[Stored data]

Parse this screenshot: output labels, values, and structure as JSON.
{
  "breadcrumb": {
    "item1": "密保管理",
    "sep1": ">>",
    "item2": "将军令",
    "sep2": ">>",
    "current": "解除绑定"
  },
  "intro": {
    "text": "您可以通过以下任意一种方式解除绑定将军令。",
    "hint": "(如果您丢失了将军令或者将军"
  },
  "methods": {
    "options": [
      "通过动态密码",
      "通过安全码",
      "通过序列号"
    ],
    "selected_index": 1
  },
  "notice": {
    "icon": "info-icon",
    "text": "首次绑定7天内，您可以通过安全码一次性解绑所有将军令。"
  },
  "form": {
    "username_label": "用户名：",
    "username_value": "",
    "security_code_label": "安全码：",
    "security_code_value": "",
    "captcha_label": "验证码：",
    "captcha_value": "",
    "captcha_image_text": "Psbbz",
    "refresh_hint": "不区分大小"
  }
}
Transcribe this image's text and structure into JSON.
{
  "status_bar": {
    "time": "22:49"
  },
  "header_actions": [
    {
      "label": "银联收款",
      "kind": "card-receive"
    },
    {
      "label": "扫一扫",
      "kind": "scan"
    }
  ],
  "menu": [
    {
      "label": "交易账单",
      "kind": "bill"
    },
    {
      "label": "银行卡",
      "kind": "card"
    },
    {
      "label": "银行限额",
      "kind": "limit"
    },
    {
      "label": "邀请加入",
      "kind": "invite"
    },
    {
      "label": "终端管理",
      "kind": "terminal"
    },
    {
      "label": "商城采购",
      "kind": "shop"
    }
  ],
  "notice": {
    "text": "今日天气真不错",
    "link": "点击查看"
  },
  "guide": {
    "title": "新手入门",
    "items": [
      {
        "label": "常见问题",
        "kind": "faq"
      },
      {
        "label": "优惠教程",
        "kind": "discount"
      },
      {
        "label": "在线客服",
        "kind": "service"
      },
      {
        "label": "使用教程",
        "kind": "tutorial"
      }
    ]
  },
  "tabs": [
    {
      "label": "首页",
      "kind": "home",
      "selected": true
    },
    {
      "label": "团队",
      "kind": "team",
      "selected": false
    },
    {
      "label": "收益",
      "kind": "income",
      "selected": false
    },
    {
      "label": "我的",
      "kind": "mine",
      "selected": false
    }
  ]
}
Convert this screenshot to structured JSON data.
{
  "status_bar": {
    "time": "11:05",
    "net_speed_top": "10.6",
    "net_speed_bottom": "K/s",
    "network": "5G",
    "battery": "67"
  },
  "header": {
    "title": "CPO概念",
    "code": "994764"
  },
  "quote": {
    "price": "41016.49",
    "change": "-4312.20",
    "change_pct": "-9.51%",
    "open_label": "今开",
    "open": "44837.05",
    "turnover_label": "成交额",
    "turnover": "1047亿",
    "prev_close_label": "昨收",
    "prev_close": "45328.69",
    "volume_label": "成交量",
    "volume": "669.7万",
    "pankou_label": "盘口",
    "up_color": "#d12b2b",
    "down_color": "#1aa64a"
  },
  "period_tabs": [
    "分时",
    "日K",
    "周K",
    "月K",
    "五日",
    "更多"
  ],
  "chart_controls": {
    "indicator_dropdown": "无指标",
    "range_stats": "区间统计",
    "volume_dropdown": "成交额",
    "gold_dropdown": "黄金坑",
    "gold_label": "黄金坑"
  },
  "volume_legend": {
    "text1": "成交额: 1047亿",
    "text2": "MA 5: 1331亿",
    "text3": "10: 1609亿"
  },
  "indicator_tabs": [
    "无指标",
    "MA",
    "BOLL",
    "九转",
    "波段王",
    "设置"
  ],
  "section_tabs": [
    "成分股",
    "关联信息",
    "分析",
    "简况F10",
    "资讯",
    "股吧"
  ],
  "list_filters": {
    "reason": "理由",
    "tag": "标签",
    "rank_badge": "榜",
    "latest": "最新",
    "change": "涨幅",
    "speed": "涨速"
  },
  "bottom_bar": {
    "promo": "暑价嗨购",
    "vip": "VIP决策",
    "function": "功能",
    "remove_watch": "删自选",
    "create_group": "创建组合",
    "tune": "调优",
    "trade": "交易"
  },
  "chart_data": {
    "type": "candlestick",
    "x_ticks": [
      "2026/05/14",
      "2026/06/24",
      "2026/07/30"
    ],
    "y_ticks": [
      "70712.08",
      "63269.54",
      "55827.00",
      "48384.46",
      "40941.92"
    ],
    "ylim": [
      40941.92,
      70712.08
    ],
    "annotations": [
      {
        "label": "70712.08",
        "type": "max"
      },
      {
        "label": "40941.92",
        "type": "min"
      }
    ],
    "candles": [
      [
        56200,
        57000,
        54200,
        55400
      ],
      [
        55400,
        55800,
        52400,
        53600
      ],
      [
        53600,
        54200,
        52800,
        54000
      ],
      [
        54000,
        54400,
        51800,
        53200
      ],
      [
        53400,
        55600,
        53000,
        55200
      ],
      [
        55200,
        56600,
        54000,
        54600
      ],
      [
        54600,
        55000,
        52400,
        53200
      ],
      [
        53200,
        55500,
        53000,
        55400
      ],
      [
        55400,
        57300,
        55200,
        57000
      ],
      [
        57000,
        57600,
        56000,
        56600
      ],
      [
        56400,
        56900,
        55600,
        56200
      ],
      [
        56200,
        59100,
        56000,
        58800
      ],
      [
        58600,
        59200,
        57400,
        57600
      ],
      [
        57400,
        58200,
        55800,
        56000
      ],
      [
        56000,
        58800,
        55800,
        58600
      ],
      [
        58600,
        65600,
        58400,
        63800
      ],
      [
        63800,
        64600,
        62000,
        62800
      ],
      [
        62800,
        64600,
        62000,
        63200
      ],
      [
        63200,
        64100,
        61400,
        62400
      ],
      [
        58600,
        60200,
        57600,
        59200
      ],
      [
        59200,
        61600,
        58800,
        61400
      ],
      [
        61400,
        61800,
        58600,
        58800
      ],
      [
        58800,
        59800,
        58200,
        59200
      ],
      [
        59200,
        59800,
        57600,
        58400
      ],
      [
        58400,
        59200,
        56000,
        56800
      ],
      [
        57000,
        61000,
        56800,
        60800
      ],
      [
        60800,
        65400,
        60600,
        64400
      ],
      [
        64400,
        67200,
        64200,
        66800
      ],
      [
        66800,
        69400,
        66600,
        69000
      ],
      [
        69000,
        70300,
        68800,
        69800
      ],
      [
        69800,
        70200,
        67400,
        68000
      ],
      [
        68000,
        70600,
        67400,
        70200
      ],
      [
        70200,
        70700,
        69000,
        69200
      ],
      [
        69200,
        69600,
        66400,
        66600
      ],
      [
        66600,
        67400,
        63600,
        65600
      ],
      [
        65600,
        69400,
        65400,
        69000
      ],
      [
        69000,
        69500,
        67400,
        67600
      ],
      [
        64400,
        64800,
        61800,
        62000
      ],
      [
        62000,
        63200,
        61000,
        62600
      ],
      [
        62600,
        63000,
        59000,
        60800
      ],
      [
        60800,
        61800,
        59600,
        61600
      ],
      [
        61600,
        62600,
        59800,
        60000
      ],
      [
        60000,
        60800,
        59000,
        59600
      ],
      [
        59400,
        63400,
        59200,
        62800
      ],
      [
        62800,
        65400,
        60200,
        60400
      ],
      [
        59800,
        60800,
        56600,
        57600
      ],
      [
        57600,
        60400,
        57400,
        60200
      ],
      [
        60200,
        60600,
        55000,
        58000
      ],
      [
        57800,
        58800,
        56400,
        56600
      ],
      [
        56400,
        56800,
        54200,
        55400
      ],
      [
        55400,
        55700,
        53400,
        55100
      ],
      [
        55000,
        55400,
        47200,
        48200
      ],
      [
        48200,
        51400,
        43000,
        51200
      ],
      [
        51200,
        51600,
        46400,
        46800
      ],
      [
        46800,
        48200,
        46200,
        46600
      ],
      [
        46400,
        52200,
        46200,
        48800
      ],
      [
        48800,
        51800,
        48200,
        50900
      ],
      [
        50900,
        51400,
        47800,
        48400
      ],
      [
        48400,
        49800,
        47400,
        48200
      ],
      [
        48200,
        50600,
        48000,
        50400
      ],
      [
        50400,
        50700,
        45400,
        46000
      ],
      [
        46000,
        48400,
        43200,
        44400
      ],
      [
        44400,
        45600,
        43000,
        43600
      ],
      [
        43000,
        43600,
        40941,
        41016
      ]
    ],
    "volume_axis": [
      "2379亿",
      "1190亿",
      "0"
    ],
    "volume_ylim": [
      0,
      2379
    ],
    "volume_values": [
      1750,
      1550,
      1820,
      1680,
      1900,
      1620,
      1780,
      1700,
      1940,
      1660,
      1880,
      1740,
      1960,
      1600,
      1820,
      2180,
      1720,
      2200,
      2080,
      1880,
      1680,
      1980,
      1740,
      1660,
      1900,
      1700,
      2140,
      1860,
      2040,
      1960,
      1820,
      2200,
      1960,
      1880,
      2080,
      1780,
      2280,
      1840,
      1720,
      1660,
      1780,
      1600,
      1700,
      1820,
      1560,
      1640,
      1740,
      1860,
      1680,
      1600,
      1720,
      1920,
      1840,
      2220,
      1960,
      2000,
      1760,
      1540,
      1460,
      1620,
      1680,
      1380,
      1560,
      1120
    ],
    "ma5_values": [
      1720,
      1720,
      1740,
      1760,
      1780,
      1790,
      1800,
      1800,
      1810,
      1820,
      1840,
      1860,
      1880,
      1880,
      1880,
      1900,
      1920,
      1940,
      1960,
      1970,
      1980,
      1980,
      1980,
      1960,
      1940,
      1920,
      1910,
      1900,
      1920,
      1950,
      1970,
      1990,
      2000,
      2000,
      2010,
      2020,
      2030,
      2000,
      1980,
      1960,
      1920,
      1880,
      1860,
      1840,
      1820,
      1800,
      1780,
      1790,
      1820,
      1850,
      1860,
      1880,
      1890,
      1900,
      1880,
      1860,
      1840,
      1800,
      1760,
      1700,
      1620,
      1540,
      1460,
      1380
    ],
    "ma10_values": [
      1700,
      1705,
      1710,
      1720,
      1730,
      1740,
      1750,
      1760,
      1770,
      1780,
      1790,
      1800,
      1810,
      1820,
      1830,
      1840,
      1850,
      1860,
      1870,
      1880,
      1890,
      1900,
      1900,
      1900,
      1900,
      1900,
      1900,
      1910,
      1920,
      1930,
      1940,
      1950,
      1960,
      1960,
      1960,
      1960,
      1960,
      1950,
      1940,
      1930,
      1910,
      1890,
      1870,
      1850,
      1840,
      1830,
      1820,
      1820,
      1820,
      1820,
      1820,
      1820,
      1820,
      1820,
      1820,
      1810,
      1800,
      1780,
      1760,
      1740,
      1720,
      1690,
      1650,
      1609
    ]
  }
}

#### Work to be completed:
Take each line of the material that contains the word "screenshot" and list it.

#### Exercise result:
Parse this screenshot: output labels, values, and structure as JSON.
Convert this screenshot to structured JSON data.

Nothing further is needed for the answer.